**Directions:**
#1 In the presentation on productionising a hospital demand simulation model, roughly which year does the model predict hospital demand for?
#2 Continue the presentation on productionising a hospital demand simulation model from its last line.
++++ Selected passage ++++
Multidisciplinary analytical pipelines: Productionising a business critical simulation model

4 December 2025

Intro

  • This presentation is about building a model to predict the future
  • Doing it well required high quality collaboration from a range of staff in different teams with very different skillsets
  • I think the stuff “around” the modelling is non-obvious and this presentation is intended to help others treading a similar path

Why?

  • New Hospital Programme came to the Strategy Unit c.2020
  • Predict demand for the future of the hospitals c.2041
  • We built on existing work and knowledge in the SU as well as the literature
  • I was not here!

The principles

So what does it do?

'Gif of Homer Simpson pressing a button and saying 'do something cool'

So what does it do?

  • Demographic change
  • Non-demographic change
  • Types of potentially mitigable activity
  • More to come

The model

  • Sample the parameters (assume normal)
++++ Data records ++++
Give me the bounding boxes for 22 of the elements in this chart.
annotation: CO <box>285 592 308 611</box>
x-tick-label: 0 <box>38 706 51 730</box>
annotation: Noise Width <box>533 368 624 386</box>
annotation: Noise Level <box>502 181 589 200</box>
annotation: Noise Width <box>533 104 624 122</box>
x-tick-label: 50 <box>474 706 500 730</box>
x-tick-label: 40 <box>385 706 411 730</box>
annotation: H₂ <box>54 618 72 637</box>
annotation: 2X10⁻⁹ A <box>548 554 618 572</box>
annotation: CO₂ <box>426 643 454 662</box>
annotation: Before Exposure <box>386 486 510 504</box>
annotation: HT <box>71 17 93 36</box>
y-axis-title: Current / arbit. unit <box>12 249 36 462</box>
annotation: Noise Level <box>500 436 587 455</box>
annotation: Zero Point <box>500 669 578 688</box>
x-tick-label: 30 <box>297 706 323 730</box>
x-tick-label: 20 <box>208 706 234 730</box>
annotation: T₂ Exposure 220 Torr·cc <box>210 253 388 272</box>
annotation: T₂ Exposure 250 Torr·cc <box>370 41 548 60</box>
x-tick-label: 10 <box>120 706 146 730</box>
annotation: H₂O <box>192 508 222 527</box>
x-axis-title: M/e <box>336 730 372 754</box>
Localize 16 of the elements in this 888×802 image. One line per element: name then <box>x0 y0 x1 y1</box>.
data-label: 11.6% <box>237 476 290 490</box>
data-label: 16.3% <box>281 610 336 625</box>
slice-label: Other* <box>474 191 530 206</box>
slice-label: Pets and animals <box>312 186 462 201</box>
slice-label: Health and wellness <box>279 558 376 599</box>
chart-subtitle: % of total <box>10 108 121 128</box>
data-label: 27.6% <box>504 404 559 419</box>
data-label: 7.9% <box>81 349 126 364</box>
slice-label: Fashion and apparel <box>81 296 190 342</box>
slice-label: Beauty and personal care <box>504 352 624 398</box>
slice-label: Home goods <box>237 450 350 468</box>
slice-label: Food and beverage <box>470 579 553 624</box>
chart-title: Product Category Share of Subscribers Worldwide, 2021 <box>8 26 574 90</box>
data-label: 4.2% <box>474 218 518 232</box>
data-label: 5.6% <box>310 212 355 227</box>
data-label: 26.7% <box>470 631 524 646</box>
++++
**Answers to the tasks:**
#1 Around 2041.

#2
  • Calculate demand at IP, OP, A&E level
  • Do this 256 times and plot the distribution
  • The results are conceptually at row level, but not in practice

Structure of the project

  • Not going to show a big confusing diagram
  • There is one if you want one
  • Three places that stuff happens, partly because of IG
  • We store and process data in Azure (SQL -> databricks; Docker)
  • We host the reports and dashboards separately, with no data on this server, only results
  • And we have a plethora of scripts, notebooks, and other gubbins on laptops

Versioning, RAP, and audit

  • Versioning is really challenging
  • We learned a lot!
  • Are we Apple or Microsoft?
  • RAP is important for audit too
  • We continue to wrestle with versioning of data to support old model runs

RAP is awesome… right?

Challenges

  • All models are wrong
  • Consistency versus accuracy
  • “It is difficult to make predictions, especially about the future”
    • “This model is simple”

The national elicitation exercise

  • We asked experts to predict likely levels of mitigation in the future, in a structured way
  • We also made some whizzy data science tools to do it with- which ended up being really important and useful
  • It’s not my area so I won’t say any more- this was Prof Mohammed and team
  • We show these values to trusts to help them make better guesses about the future

Challenges- users

  • Complexity correctness versus accessibility correctness
  • Who is a user? What do they want? (I’ll talk more about this in a talk later on)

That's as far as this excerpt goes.